### PROMPT
List each line of the data that holds the word "this".

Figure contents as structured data
--
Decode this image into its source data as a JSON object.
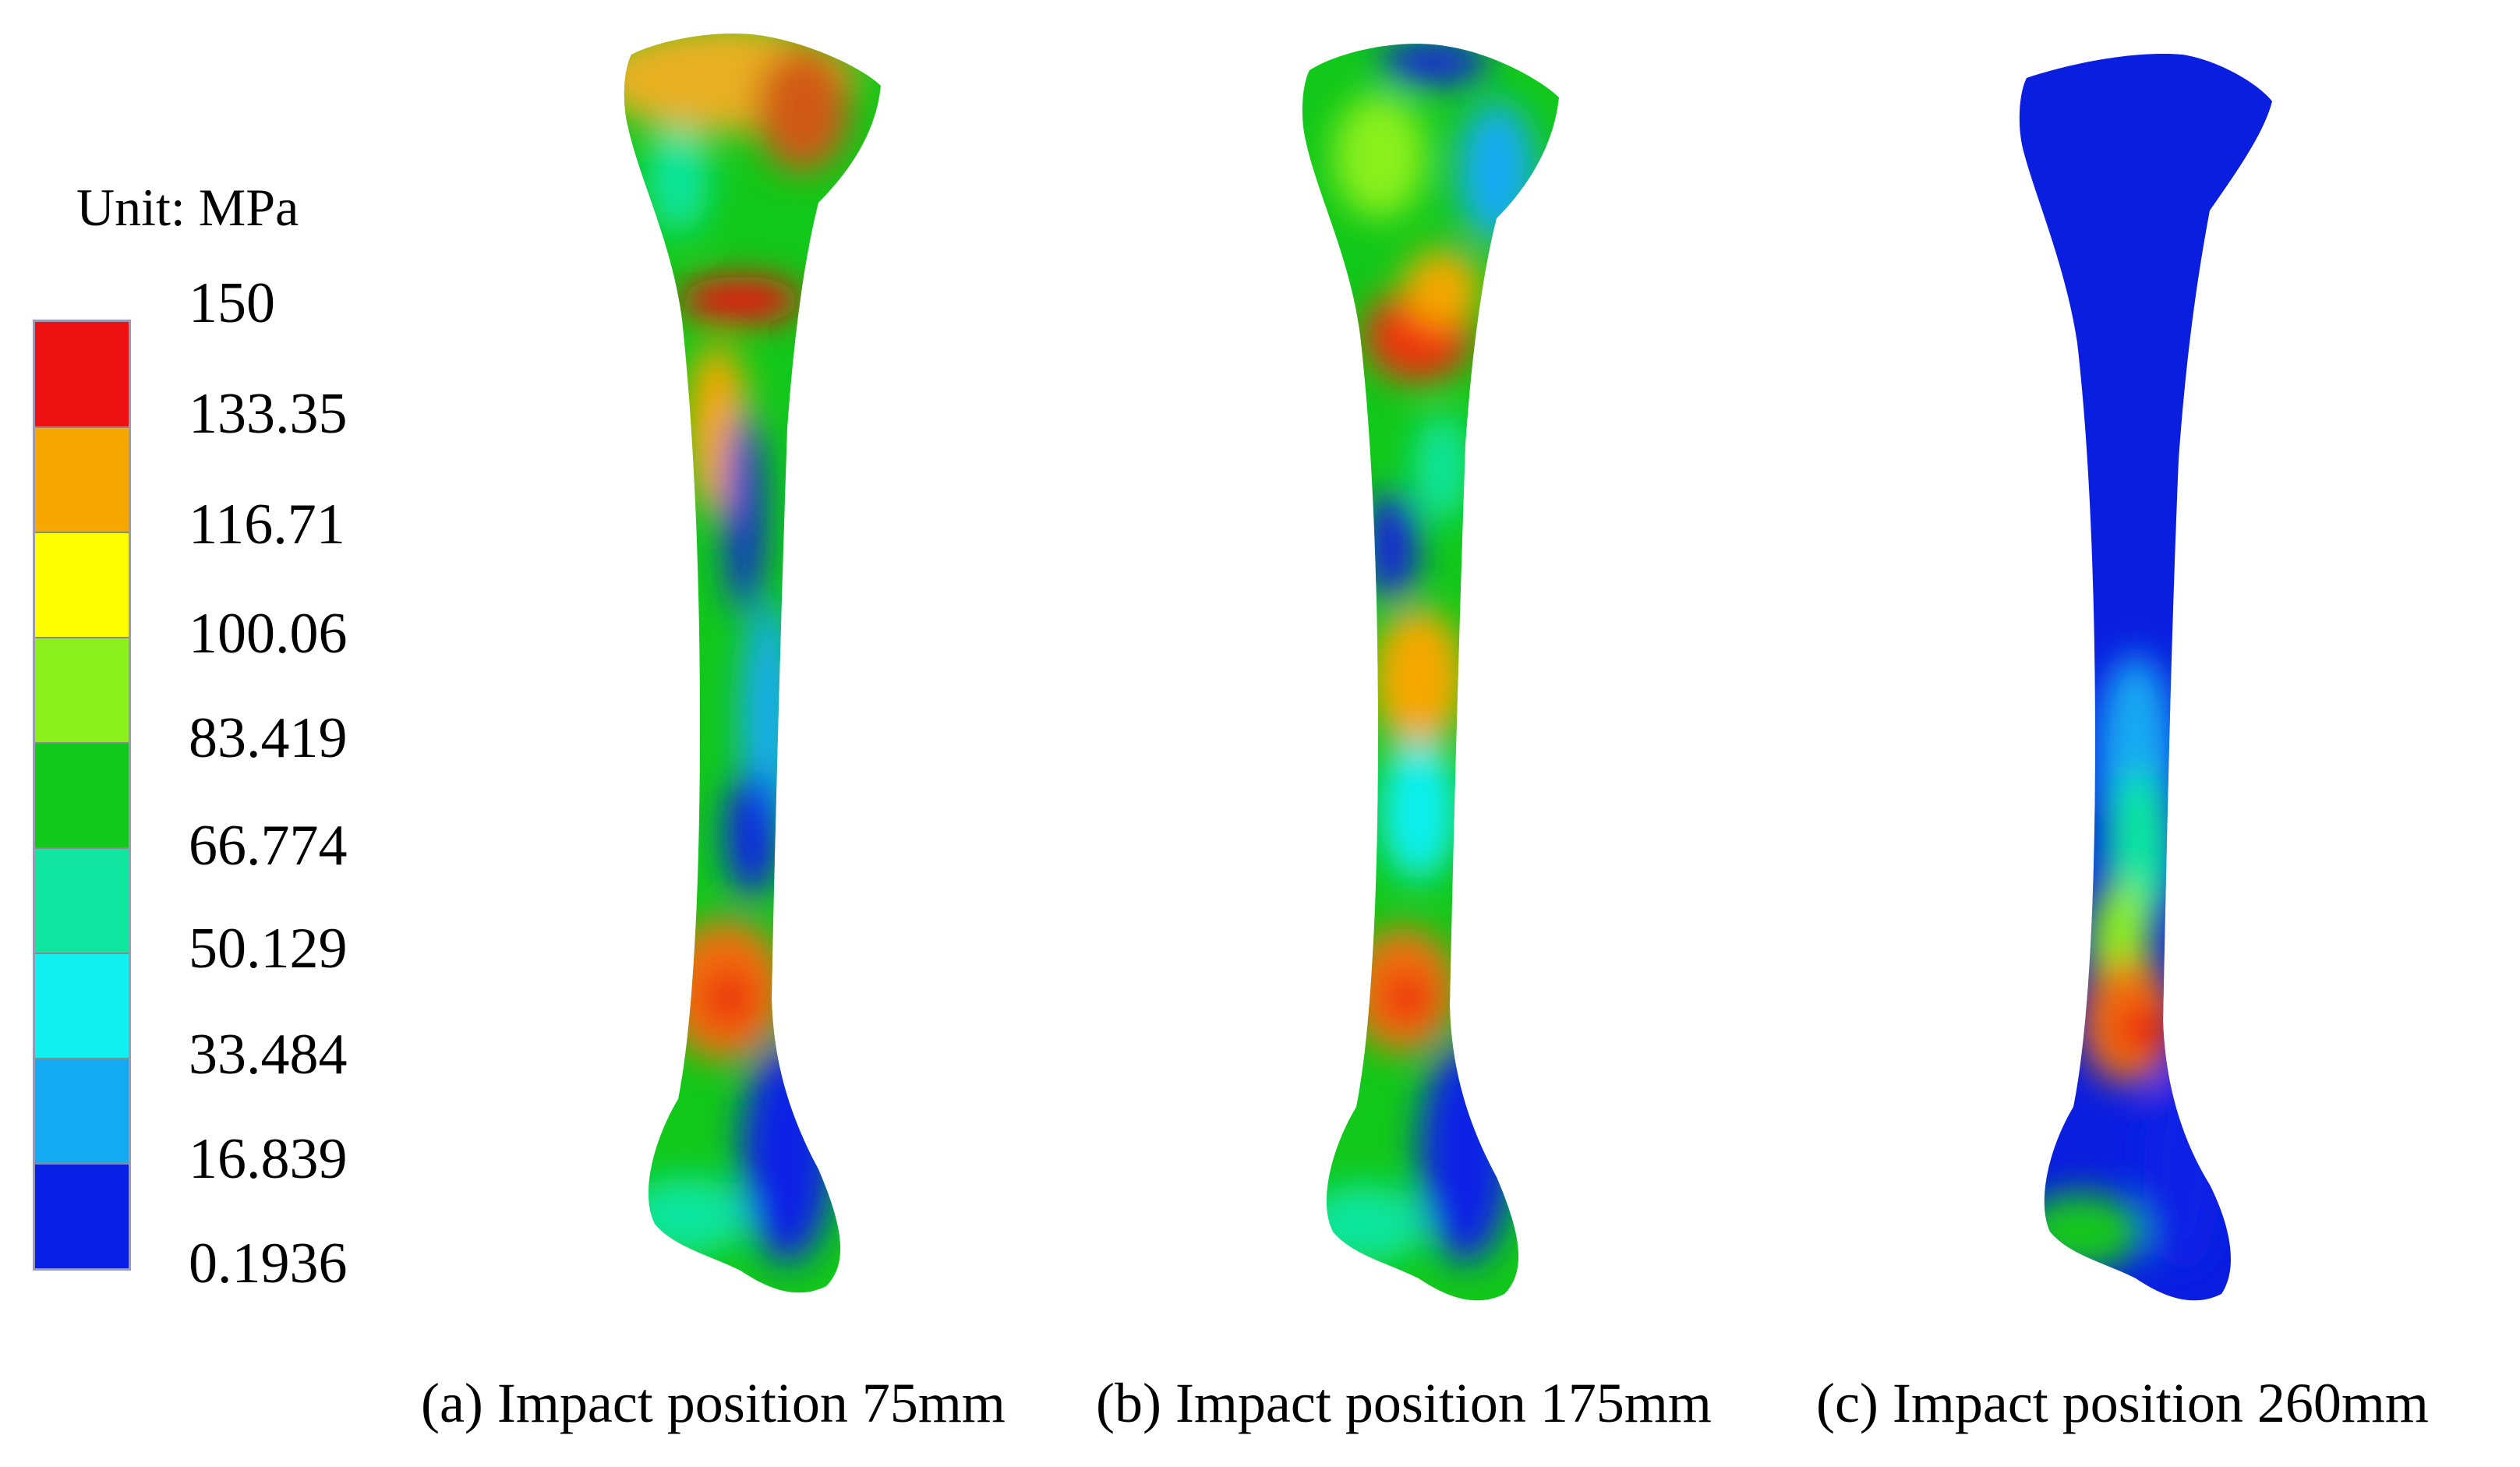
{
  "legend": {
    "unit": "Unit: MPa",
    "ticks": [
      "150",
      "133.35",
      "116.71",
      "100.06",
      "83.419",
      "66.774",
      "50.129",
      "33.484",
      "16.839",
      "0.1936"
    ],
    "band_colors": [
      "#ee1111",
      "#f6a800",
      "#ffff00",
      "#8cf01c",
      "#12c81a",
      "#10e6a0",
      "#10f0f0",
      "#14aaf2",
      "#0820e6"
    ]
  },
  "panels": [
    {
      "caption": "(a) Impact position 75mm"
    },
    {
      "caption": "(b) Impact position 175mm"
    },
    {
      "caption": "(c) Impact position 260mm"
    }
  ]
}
--
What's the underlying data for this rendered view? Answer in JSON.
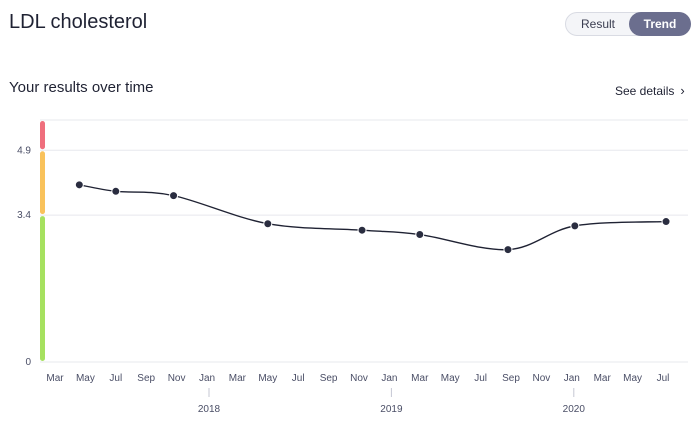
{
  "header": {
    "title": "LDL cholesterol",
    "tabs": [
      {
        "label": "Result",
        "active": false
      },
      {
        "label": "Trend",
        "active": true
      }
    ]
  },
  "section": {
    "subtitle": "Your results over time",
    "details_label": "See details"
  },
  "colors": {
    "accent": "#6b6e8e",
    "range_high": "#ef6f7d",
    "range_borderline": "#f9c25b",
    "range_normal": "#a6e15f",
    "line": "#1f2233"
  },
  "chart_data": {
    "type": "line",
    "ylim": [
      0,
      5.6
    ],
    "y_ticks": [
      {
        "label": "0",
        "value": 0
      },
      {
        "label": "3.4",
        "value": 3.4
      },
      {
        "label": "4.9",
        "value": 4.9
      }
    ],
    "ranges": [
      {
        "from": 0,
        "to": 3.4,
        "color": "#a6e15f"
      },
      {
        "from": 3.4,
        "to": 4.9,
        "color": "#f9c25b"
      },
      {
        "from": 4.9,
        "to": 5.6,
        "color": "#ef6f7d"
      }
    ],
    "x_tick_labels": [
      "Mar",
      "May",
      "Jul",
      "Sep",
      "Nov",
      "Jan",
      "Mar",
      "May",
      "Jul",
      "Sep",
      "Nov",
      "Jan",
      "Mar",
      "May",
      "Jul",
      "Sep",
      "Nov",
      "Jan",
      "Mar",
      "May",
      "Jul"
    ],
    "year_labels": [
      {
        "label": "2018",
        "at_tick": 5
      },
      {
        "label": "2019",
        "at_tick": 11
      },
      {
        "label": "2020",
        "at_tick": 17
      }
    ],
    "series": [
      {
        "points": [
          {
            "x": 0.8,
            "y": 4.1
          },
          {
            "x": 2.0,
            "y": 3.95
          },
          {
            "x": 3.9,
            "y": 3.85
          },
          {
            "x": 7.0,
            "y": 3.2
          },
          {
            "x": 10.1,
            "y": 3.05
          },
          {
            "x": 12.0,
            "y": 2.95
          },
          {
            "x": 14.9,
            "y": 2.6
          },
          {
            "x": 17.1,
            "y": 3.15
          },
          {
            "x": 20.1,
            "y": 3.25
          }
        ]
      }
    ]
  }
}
--
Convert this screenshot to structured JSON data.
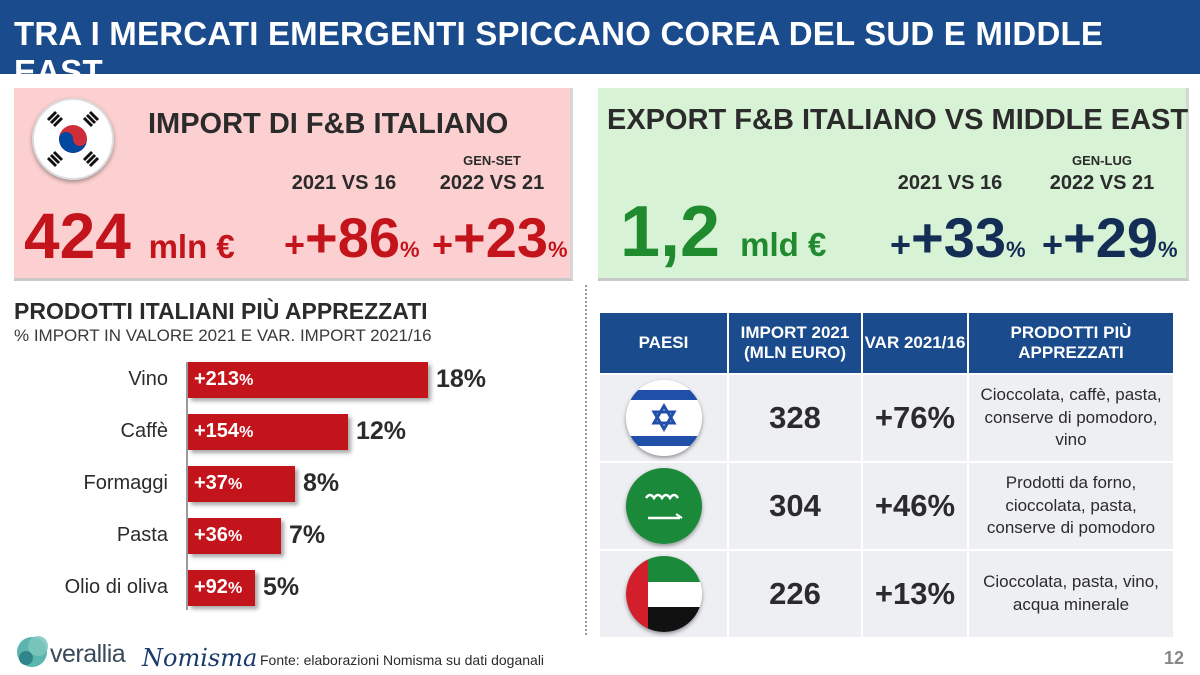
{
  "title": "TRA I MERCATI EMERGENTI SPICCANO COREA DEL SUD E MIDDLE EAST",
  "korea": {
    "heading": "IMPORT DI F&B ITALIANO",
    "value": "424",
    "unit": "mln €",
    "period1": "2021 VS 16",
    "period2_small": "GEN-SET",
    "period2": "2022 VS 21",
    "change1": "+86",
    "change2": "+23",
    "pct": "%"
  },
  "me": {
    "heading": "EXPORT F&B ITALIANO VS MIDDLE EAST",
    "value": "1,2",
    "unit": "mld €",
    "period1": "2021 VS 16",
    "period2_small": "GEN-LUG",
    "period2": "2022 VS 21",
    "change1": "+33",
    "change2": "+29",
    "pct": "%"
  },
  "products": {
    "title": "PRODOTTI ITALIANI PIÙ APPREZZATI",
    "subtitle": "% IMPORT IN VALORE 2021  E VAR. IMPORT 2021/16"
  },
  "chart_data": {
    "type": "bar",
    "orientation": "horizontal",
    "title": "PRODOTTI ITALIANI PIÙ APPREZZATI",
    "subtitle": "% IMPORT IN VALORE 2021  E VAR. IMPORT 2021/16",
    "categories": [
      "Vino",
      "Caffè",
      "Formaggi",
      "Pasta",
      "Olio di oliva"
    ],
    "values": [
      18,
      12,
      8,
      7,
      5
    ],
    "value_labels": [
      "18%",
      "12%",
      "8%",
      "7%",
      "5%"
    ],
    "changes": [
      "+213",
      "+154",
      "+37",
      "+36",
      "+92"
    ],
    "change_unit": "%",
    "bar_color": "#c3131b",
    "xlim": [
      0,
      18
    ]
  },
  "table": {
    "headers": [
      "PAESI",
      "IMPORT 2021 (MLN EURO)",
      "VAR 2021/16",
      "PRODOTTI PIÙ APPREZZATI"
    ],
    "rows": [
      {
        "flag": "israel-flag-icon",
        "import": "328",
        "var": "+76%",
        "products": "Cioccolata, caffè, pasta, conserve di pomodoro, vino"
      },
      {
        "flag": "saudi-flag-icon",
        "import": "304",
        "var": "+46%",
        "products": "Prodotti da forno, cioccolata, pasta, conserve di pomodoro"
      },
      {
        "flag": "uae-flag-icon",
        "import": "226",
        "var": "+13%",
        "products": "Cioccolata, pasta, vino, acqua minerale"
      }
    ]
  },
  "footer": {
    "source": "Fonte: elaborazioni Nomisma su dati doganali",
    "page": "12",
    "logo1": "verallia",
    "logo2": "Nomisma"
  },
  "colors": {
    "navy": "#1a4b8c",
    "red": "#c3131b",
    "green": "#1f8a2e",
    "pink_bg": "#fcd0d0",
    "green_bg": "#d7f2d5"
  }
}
--
### WRITTEN SOLUTION
Decode this image into its source data as a JSON object.
What's the underlying data for this rendered view? Answer in JSON.
Convert this screenshot to structured JSON data.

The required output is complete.